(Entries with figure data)
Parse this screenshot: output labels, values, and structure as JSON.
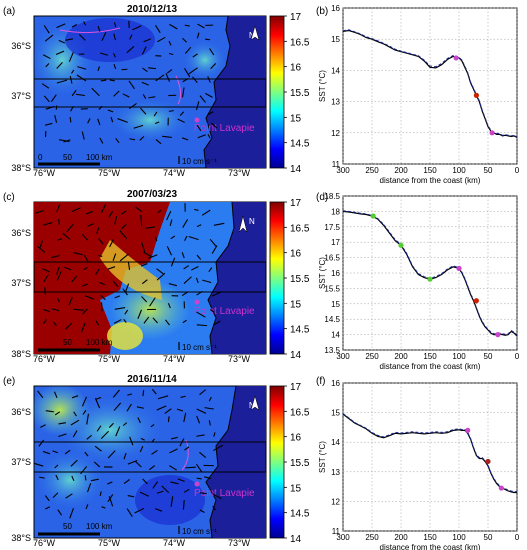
{
  "figure": {
    "map_axes": {
      "x_ticks": [
        "76°W",
        "75°W",
        "74°W",
        "73°W"
      ],
      "y_ticks": [
        "36°S",
        "37°S",
        "38°S"
      ],
      "colorbar_ticks": [
        "17",
        "16.5",
        "16",
        "15.5",
        "15",
        "14.5",
        "14"
      ],
      "colorbar_range": [
        14,
        17
      ],
      "scale_ticks": [
        "0",
        "50",
        "100 km"
      ],
      "vector_scale": "10 cm s⁻¹",
      "place_label": "Point Lavapie",
      "north_label": "N"
    },
    "profile_axes": {
      "xlabel": "distance from the coast (km)",
      "ylabel": "SST (°C)"
    }
  },
  "chart_data": [
    {
      "panel": "(a)",
      "type": "heatmap",
      "title": "2010/12/13",
      "dominant": "blue",
      "notes": "cool water near coast, SST mostly 14-15.5 °C"
    },
    {
      "panel": "(b)",
      "type": "line",
      "title": "",
      "xlabel": "distance from the coast (km)",
      "ylabel": "SST (°C)",
      "xlim": [
        300,
        0
      ],
      "ylim": [
        11,
        16
      ],
      "x_ticks": [
        300,
        250,
        200,
        150,
        100,
        50,
        0
      ],
      "y_ticks": [
        11,
        12,
        13,
        14,
        15,
        16
      ],
      "grid": true,
      "series": [
        {
          "style": "solid",
          "x": [
            300,
            290,
            280,
            270,
            260,
            250,
            240,
            230,
            220,
            210,
            200,
            190,
            180,
            170,
            160,
            150,
            140,
            130,
            120,
            110,
            100,
            95,
            90,
            85,
            80,
            75,
            70,
            65,
            60,
            55,
            50,
            45,
            40,
            35,
            30,
            25,
            20,
            15,
            10,
            5,
            0
          ],
          "y": [
            15.25,
            15.28,
            15.22,
            15.15,
            15.05,
            15.0,
            14.92,
            14.85,
            14.75,
            14.65,
            14.6,
            14.55,
            14.5,
            14.45,
            14.3,
            14.1,
            14.08,
            14.18,
            14.35,
            14.45,
            14.4,
            14.3,
            14.1,
            13.9,
            13.6,
            13.4,
            13.2,
            13.0,
            12.7,
            12.45,
            12.2,
            12.05,
            12.0,
            11.95,
            11.95,
            11.9,
            11.92,
            11.9,
            11.88,
            11.9,
            11.85
          ]
        },
        {
          "style": "dashed",
          "x": [
            300,
            290,
            280,
            270,
            260,
            250,
            240,
            230,
            220,
            210,
            200,
            190,
            180,
            170,
            160,
            150,
            140,
            130,
            120,
            110,
            100,
            95,
            90,
            85,
            80,
            75,
            70,
            65,
            60,
            55,
            50,
            45,
            40,
            35,
            30,
            25,
            20,
            15,
            10,
            5,
            0
          ],
          "y": [
            15.27,
            15.3,
            15.24,
            15.17,
            15.08,
            15.02,
            14.95,
            14.87,
            14.78,
            14.68,
            14.62,
            14.57,
            14.52,
            14.47,
            14.33,
            14.14,
            14.12,
            14.22,
            14.38,
            14.48,
            14.42,
            14.33,
            14.14,
            13.93,
            13.63,
            13.43,
            13.23,
            13.03,
            12.73,
            12.48,
            12.23,
            12.08,
            12.03,
            11.98,
            11.97,
            11.92,
            11.94,
            11.92,
            11.9,
            11.92,
            11.87
          ]
        }
      ],
      "markers": [
        {
          "x": 105,
          "y": 14.4,
          "color": "#cc44cc"
        },
        {
          "x": 70,
          "y": 13.2,
          "color": "#cc2200"
        },
        {
          "x": 43,
          "y": 12.0,
          "color": "#cc44cc"
        }
      ]
    },
    {
      "panel": "(c)",
      "type": "heatmap",
      "title": "2007/03/23",
      "dominant": "red",
      "notes": "warm offshore water >17 °C, cold coastal strip"
    },
    {
      "panel": "(d)",
      "type": "line",
      "title": "",
      "xlabel": "distance from the coast (km)",
      "ylabel": "SST (°C)",
      "xlim": [
        300,
        0
      ],
      "ylim": [
        13.5,
        18.5
      ],
      "x_ticks": [
        300,
        250,
        200,
        150,
        100,
        50,
        0
      ],
      "y_ticks": [
        13.5,
        14,
        14.5,
        15,
        15.5,
        16,
        16.5,
        17,
        17.5,
        18,
        18.5
      ],
      "grid": true,
      "series": [
        {
          "style": "solid",
          "x": [
            300,
            290,
            280,
            270,
            260,
            250,
            240,
            230,
            220,
            210,
            200,
            190,
            180,
            170,
            160,
            150,
            140,
            130,
            120,
            110,
            100,
            95,
            90,
            85,
            80,
            75,
            70,
            65,
            60,
            55,
            50,
            45,
            40,
            35,
            30,
            25,
            20,
            15,
            10,
            5,
            0
          ],
          "y": [
            18.0,
            17.98,
            17.95,
            17.92,
            17.9,
            17.85,
            17.75,
            17.55,
            17.3,
            17.05,
            16.9,
            16.6,
            16.2,
            15.95,
            15.85,
            15.8,
            15.85,
            15.95,
            16.1,
            16.2,
            16.15,
            16.0,
            15.8,
            15.55,
            15.3,
            15.1,
            14.85,
            14.6,
            14.4,
            14.25,
            14.15,
            14.05,
            14.0,
            14.0,
            14.02,
            14.0,
            13.98,
            14.0,
            14.1,
            14.05,
            13.95
          ]
        },
        {
          "style": "dashed",
          "x": [
            300,
            290,
            280,
            270,
            260,
            250,
            240,
            230,
            220,
            210,
            200,
            190,
            180,
            170,
            160,
            150,
            140,
            130,
            120,
            110,
            100,
            95,
            90,
            85,
            80,
            75,
            70,
            65,
            60,
            55,
            50,
            45,
            40,
            35,
            30,
            25,
            20,
            15,
            10,
            5,
            0
          ],
          "y": [
            18.02,
            18.0,
            17.97,
            17.94,
            17.92,
            17.87,
            17.77,
            17.58,
            17.33,
            17.08,
            16.93,
            16.63,
            16.23,
            15.98,
            15.88,
            15.83,
            15.88,
            15.98,
            16.13,
            16.23,
            16.18,
            16.03,
            15.83,
            15.58,
            15.33,
            15.13,
            14.88,
            14.63,
            14.43,
            14.28,
            14.18,
            14.08,
            14.03,
            14.03,
            14.05,
            14.03,
            14.01,
            14.03,
            14.13,
            14.08,
            13.98
          ]
        }
      ],
      "markers": [
        {
          "x": 248,
          "y": 17.85,
          "color": "#55cc33"
        },
        {
          "x": 200,
          "y": 16.9,
          "color": "#55cc33"
        },
        {
          "x": 150,
          "y": 15.8,
          "color": "#55cc33"
        },
        {
          "x": 100,
          "y": 16.15,
          "color": "#cc44cc"
        },
        {
          "x": 70,
          "y": 15.1,
          "color": "#cc2200"
        },
        {
          "x": 33,
          "y": 14.0,
          "color": "#cc44cc"
        }
      ]
    },
    {
      "panel": "(e)",
      "type": "heatmap",
      "title": "2016/11/14",
      "dominant": "blue",
      "notes": "mostly cool water, warmer patch offshore north-west"
    },
    {
      "panel": "(f)",
      "type": "line",
      "title": "",
      "xlabel": "distance from the coast (km)",
      "ylabel": "SST (°C)",
      "xlim": [
        300,
        0
      ],
      "ylim": [
        11,
        16
      ],
      "x_ticks": [
        300,
        250,
        200,
        150,
        100,
        50,
        0
      ],
      "y_ticks": [
        11,
        12,
        13,
        14,
        15,
        16
      ],
      "grid": true,
      "series": [
        {
          "style": "solid",
          "x": [
            300,
            290,
            280,
            270,
            260,
            250,
            240,
            230,
            220,
            210,
            200,
            190,
            180,
            170,
            160,
            150,
            140,
            130,
            120,
            110,
            100,
            95,
            90,
            85,
            80,
            75,
            70,
            65,
            60,
            55,
            50,
            45,
            40,
            35,
            30,
            25,
            20,
            15,
            10,
            5,
            0
          ],
          "y": [
            14.95,
            14.8,
            14.65,
            14.55,
            14.45,
            14.3,
            14.2,
            14.15,
            14.22,
            14.3,
            14.28,
            14.3,
            14.32,
            14.3,
            14.28,
            14.3,
            14.32,
            14.3,
            14.32,
            14.4,
            14.42,
            14.4,
            14.4,
            14.3,
            14.1,
            13.8,
            13.55,
            13.45,
            13.45,
            13.35,
            13.2,
            12.95,
            12.75,
            12.6,
            12.5,
            12.45,
            12.4,
            12.35,
            12.32,
            12.3,
            12.3
          ]
        },
        {
          "style": "dashed",
          "x": [
            300,
            290,
            280,
            270,
            260,
            250,
            240,
            230,
            220,
            210,
            200,
            190,
            180,
            170,
            160,
            150,
            140,
            130,
            120,
            110,
            100,
            95,
            90,
            85,
            80,
            75,
            70,
            65,
            60,
            55,
            50,
            45,
            40,
            35,
            30,
            25,
            20,
            15,
            10,
            5,
            0
          ],
          "y": [
            14.97,
            14.82,
            14.67,
            14.57,
            14.47,
            14.33,
            14.23,
            14.18,
            14.25,
            14.33,
            14.31,
            14.33,
            14.35,
            14.33,
            14.31,
            14.33,
            14.35,
            14.33,
            14.35,
            14.43,
            14.45,
            14.43,
            14.43,
            14.33,
            14.13,
            13.83,
            13.58,
            13.48,
            13.48,
            13.38,
            13.23,
            12.98,
            12.78,
            12.63,
            12.53,
            12.48,
            12.43,
            12.38,
            12.35,
            12.33,
            12.33
          ]
        }
      ],
      "markers": [
        {
          "x": 85,
          "y": 14.4,
          "color": "#cc44cc"
        },
        {
          "x": 50,
          "y": 13.35,
          "color": "#aa2222"
        },
        {
          "x": 27,
          "y": 12.45,
          "color": "#cc44cc"
        }
      ]
    }
  ]
}
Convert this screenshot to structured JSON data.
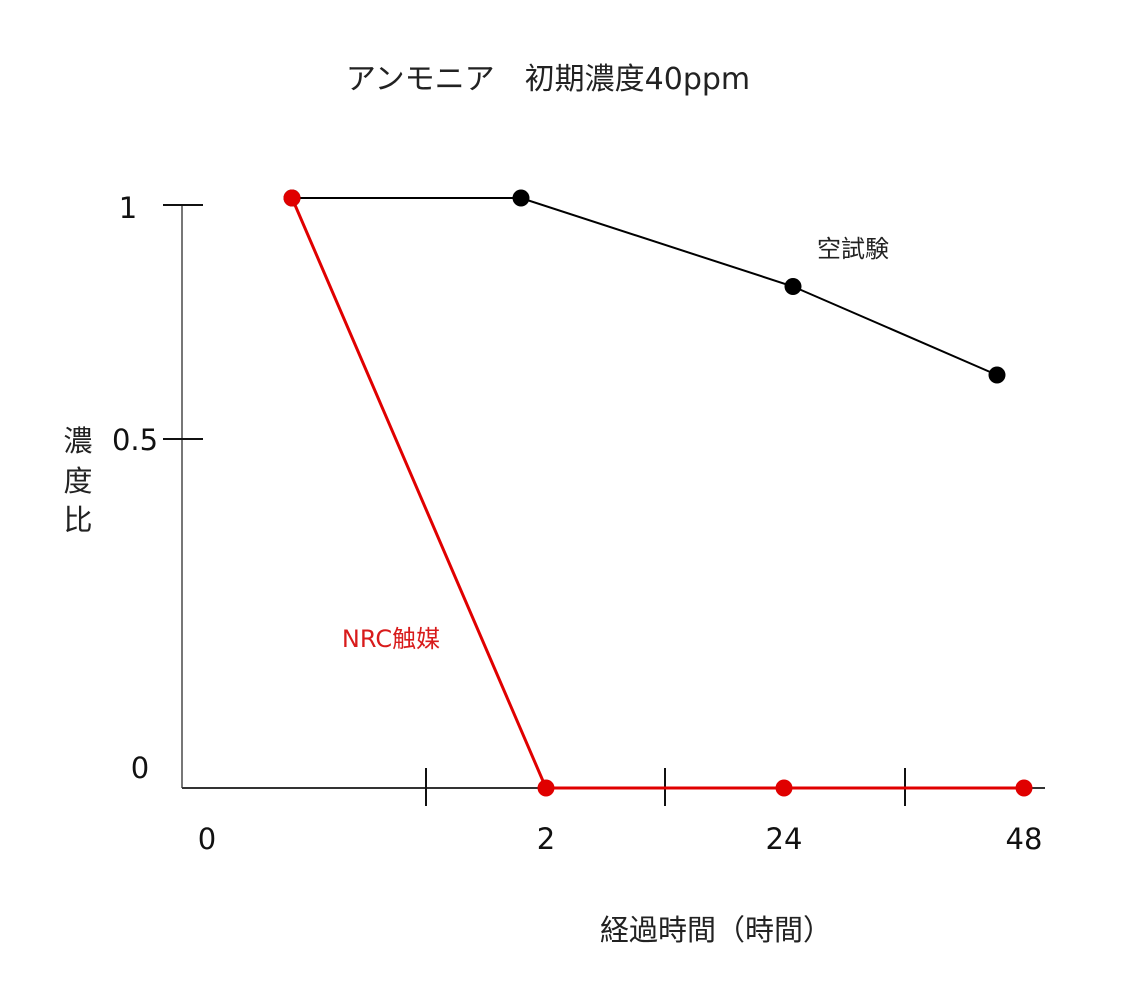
{
  "chart_data": {
    "type": "line",
    "title": "アンモニア　初期濃度40ppm",
    "xlabel": "経過時間（時間）",
    "ylabel": [
      "濃",
      "度",
      "比"
    ],
    "x_tick_labels": [
      "0",
      "2",
      "24",
      "48"
    ],
    "y_tick_labels": [
      "1",
      "0.5",
      "0"
    ],
    "ylim": [
      0,
      1
    ],
    "series": [
      {
        "name": "空試験",
        "color": "#000000",
        "points": [
          {
            "x": "0",
            "y": 1.0
          },
          {
            "x": "2",
            "y": 1.0
          },
          {
            "x": "24",
            "y": 0.85
          },
          {
            "x": "48",
            "y": 0.7
          }
        ]
      },
      {
        "name": "NRC触媒",
        "color": "#e00000",
        "points": [
          {
            "x": "0",
            "y": 1.0
          },
          {
            "x": "2",
            "y": 0.0
          },
          {
            "x": "24",
            "y": 0.0
          },
          {
            "x": "48",
            "y": 0.0
          }
        ]
      }
    ],
    "grid": false,
    "legend": "inline labels"
  }
}
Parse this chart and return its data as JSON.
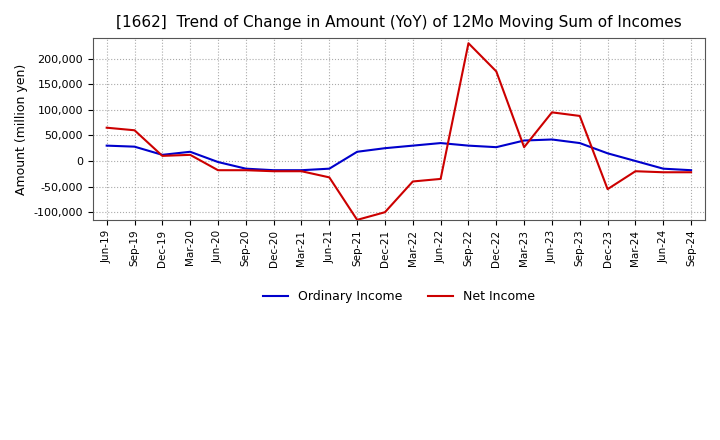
{
  "title": "[1662]  Trend of Change in Amount (YoY) of 12Mo Moving Sum of Incomes",
  "ylabel": "Amount (million yen)",
  "ylim": [
    -115000,
    240000
  ],
  "yticks": [
    -100000,
    -50000,
    0,
    50000,
    100000,
    150000,
    200000
  ],
  "background_color": "#ffffff",
  "grid_color": "#aaaaaa",
  "ordinary_income_color": "#0000cc",
  "net_income_color": "#cc0000",
  "x_labels": [
    "Jun-19",
    "Sep-19",
    "Dec-19",
    "Mar-20",
    "Jun-20",
    "Sep-20",
    "Dec-20",
    "Mar-21",
    "Jun-21",
    "Sep-21",
    "Dec-21",
    "Mar-22",
    "Jun-22",
    "Sep-22",
    "Dec-22",
    "Mar-23",
    "Jun-23",
    "Sep-23",
    "Dec-23",
    "Mar-24",
    "Jun-24",
    "Sep-24"
  ],
  "ordinary_income": [
    30000,
    28000,
    12000,
    18000,
    -2000,
    -15000,
    -18000,
    -18000,
    -15000,
    18000,
    25000,
    30000,
    35000,
    30000,
    27000,
    40000,
    42000,
    35000,
    15000,
    0,
    -15000,
    -18000
  ],
  "net_income": [
    65000,
    60000,
    10000,
    12000,
    -18000,
    -18000,
    -20000,
    -20000,
    -32000,
    -115000,
    -100000,
    -40000,
    -35000,
    230000,
    175000,
    27000,
    95000,
    88000,
    -55000,
    -20000,
    -22000,
    -22000
  ]
}
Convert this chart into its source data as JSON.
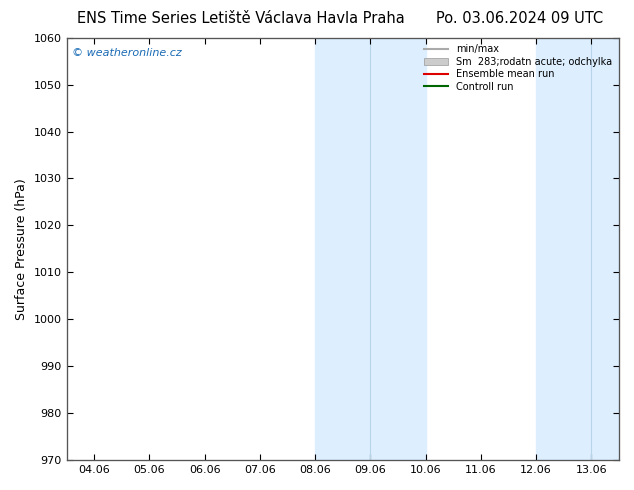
{
  "title_left": "ENS Time Series Letiště Václava Havla Praha",
  "title_right": "Po. 03.06.2024 09 UTC",
  "ylabel": "Surface Pressure (hPa)",
  "ylim": [
    970,
    1060
  ],
  "yticks": [
    970,
    980,
    990,
    1000,
    1010,
    1020,
    1030,
    1040,
    1050,
    1060
  ],
  "x_labels": [
    "04.06",
    "05.06",
    "06.06",
    "07.06",
    "08.06",
    "09.06",
    "10.06",
    "11.06",
    "12.06",
    "13.06"
  ],
  "x_values": [
    0,
    1,
    2,
    3,
    4,
    5,
    6,
    7,
    8,
    9
  ],
  "xlim": [
    -0.5,
    9.5
  ],
  "shaded_bands": [
    {
      "x_start": 4.0,
      "x_end": 5.0,
      "color": "#ddeeff",
      "alpha": 1.0
    },
    {
      "x_start": 5.0,
      "x_end": 6.0,
      "color": "#ddeeff",
      "alpha": 1.0
    },
    {
      "x_start": 8.0,
      "x_end": 9.0,
      "color": "#ddeeff",
      "alpha": 1.0
    },
    {
      "x_start": 9.0,
      "x_end": 9.5,
      "color": "#ddeeff",
      "alpha": 1.0
    }
  ],
  "band_dividers": [
    5.0,
    9.0
  ],
  "watermark": "© weatheronline.cz",
  "watermark_color": "#1a6bb5",
  "background_color": "#ffffff",
  "plot_background": "#ffffff",
  "legend_items": [
    {
      "label": "min/max",
      "type": "line",
      "color": "#aaaaaa"
    },
    {
      "label": "Sm  283;rodatn acute; odchylka",
      "type": "fill",
      "facecolor": "#cccccc",
      "edgecolor": "#999999"
    },
    {
      "label": "Ensemble mean run",
      "type": "line",
      "color": "#dd0000"
    },
    {
      "label": "Controll run",
      "type": "line",
      "color": "#006600"
    }
  ],
  "title_fontsize": 10.5,
  "tick_fontsize": 8,
  "ylabel_fontsize": 9,
  "fig_width": 6.34,
  "fig_height": 4.9,
  "dpi": 100
}
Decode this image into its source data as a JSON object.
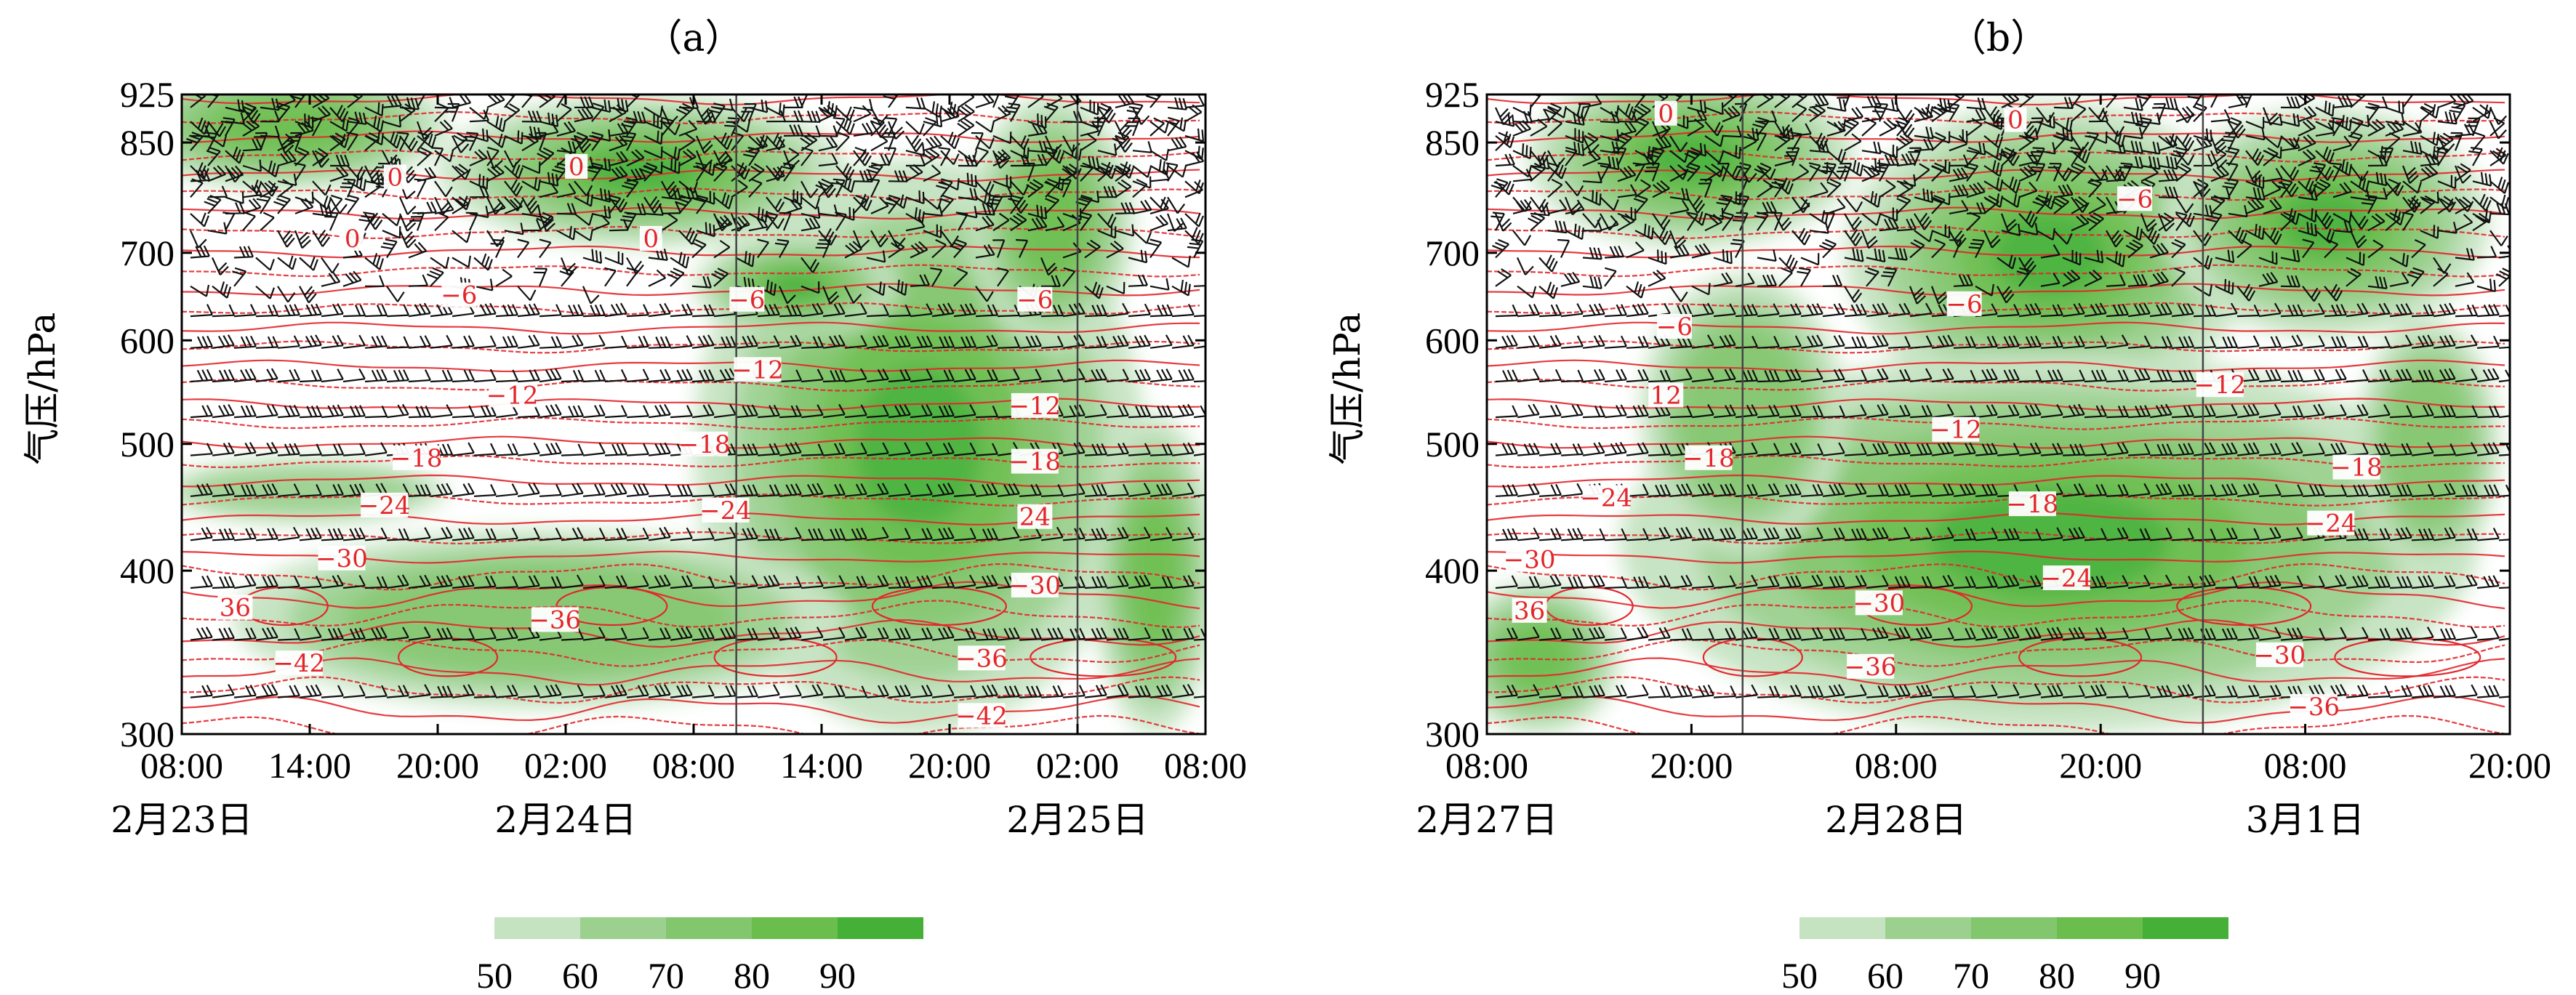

▶ **Instructions for the task**: Show the lines that mention the word "mostly".

▶ **Answer to this exercise**:
      "notes": "cool water near coast, SST mostly 14-15.5 °C"
      "notes": "mostly cool water, warmer patch offshore north-west"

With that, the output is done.